◆ WHAT TO WORK ON
Produce the listing below again, exactly as shown.

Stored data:
>>>>>
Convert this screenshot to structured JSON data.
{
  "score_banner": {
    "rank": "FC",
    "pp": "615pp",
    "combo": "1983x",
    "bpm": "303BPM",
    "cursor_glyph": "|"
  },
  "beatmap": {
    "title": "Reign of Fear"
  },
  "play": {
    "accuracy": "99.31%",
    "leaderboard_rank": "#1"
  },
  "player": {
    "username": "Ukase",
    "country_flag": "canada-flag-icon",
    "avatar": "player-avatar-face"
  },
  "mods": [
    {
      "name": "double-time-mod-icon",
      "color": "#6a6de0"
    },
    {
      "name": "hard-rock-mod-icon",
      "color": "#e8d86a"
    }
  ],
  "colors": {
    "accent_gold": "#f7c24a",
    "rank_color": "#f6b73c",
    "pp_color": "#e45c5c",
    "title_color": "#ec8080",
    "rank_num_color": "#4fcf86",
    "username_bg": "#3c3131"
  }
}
<<<<<
◆ THE OUTPUT
Convert this screenshot to structured JSON data.
{
  "score_banner": {
    "rank": "FC",
    "pp": "615pp",
    "combo": "1983x",
    "bpm": "303BPM",
    "cursor_glyph": "|"
  },
  "beatmap": {
    "title": "Reign of Fear"
  },
  "play": {
    "accuracy": "99.31%",
    "leaderboard_rank": "#1"
  },
  "player": {
    "username": "Ukase",
    "country_flag": "canada-flag-icon",
    "avatar": "player-avatar-face"
  },
  "mods": [
    {
      "name": "double-time-mod-icon",
      "color": "#6a6de0"
    },
    {
      "name": "hard-rock-mod-icon",
      "color": "#e8d86a"
    }
  ],
  "colors": {
    "accent_gold": "#f7c24a",
    "rank_color": "#f6b73c",
    "pp_color": "#e45c5c",
    "title_color": "#ec8080",
    "rank_num_color": "#4fcf86",
    "username_bg": "#3c3131"
  }
}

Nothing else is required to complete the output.